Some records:
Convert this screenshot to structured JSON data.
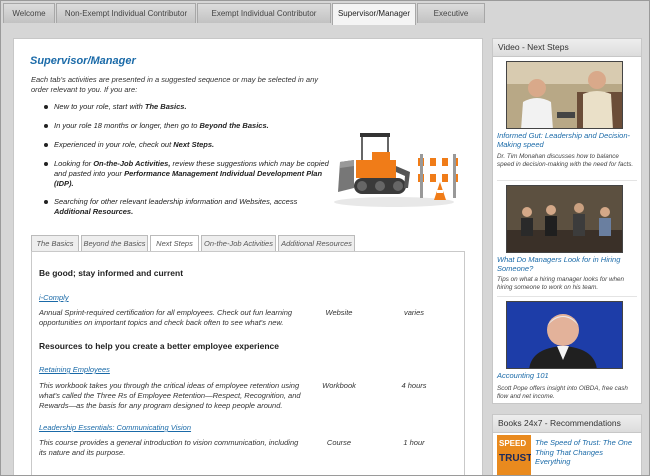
{
  "top_tabs": [
    {
      "label": "Welcome",
      "active": false
    },
    {
      "label": "Non-Exempt Individual Contributor",
      "active": false
    },
    {
      "label": "Exempt Individual Contributor",
      "active": false
    },
    {
      "label": "Supervisor/Manager",
      "active": true
    },
    {
      "label": "Executive",
      "active": false
    }
  ],
  "main": {
    "title": "Supervisor/Manager",
    "intro": "Each tab's activities are presented in a suggested sequence or may be selected in any order relevant to you. If you are:",
    "bullets": [
      {
        "pre": "New to your role, start with ",
        "bold": "The Basics.",
        "post": ""
      },
      {
        "pre": "In your role 18 months or longer, then go to ",
        "bold": "Beyond the Basics.",
        "post": ""
      },
      {
        "pre": "Experienced in your role, check out ",
        "bold": "Next Steps.",
        "post": ""
      },
      {
        "pre": "Looking for ",
        "bold": "On-the-Job Activities,",
        "post": " review these suggestions which may be copied and pasted into your ",
        "bold2": "Performance Management Individual Development Plan (IDP).",
        "post2": ""
      },
      {
        "pre": "Searching for other relevant leadership information and Websites, access ",
        "bold": "Additional Resources.",
        "post": ""
      }
    ],
    "inner_tabs": [
      {
        "label": "The Basics",
        "active": false
      },
      {
        "label": "Beyond the Basics",
        "active": false
      },
      {
        "label": "Next Steps",
        "active": true
      },
      {
        "label": "On-the-Job Activities",
        "active": false
      },
      {
        "label": "Additional Resources",
        "active": false
      }
    ],
    "sections": [
      {
        "heading": "Be good; stay informed and current"
      },
      {
        "heading": "Resources to help you create a better employee experience"
      }
    ],
    "resources": [
      {
        "title": "i-Comply",
        "description": "Annual Sprint-required certification for all employees.  Check out fun learning opportunities on important topics and check back often to see what's new.",
        "type": "Website",
        "time": "varies"
      },
      {
        "title": "Retaining Employees",
        "description": "This workbook takes you through the critical ideas of employee retention using what's called the Three Rs of Employee Retention—Respect, Recognition, and Rewards—as the basis for any program designed to keep people around.",
        "type": "Workbook",
        "time": "4 hours"
      },
      {
        "title": "Leadership Essentials: Communicating Vision",
        "description": "This course provides a general introduction to vision communication, including its nature and its purpose.",
        "type": "Course",
        "time": "1 hour"
      }
    ]
  },
  "sidebar": {
    "video_heading": "Video - Next Steps",
    "videos": [
      {
        "title": "Informed Gut: Leadership and Decision-Making speed",
        "description": "Dr. Tim Monahan discusses how to balance speed in decision-making with the need for facts."
      },
      {
        "title": "What Do Managers Look for in Hiring Someone?",
        "description": "Tips on what a hiring manager looks for when hiring someone to work on his team."
      },
      {
        "title": "Accounting 101",
        "description": "Scott Pope offers insight into OIBDA, free cash flow and net income."
      }
    ],
    "books_heading": "Books 24x7 - Recommendations",
    "books": [
      {
        "title": "The Speed of Trust: The One Thing That Changes Everything",
        "cover_text_1": "SPEED",
        "cover_text_2": "TRUST"
      }
    ]
  }
}
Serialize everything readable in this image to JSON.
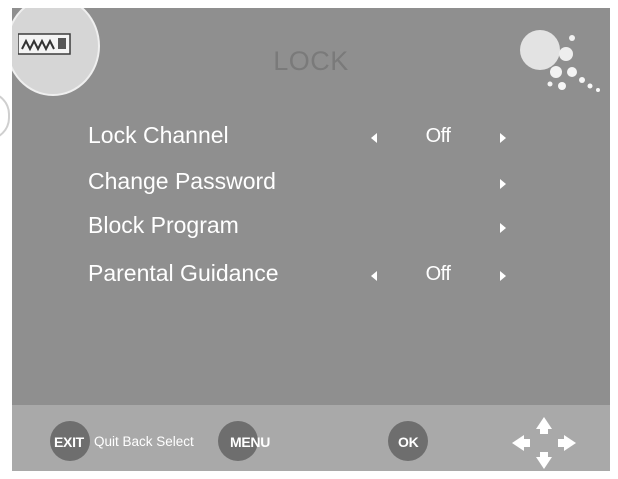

• [The exercise]:
Extract from the material all lines containing the string "Contributor".

• [In response]:
      "label": "Non-Exempt Individual Contributor",
      "label": "Exempt Individual Contributor",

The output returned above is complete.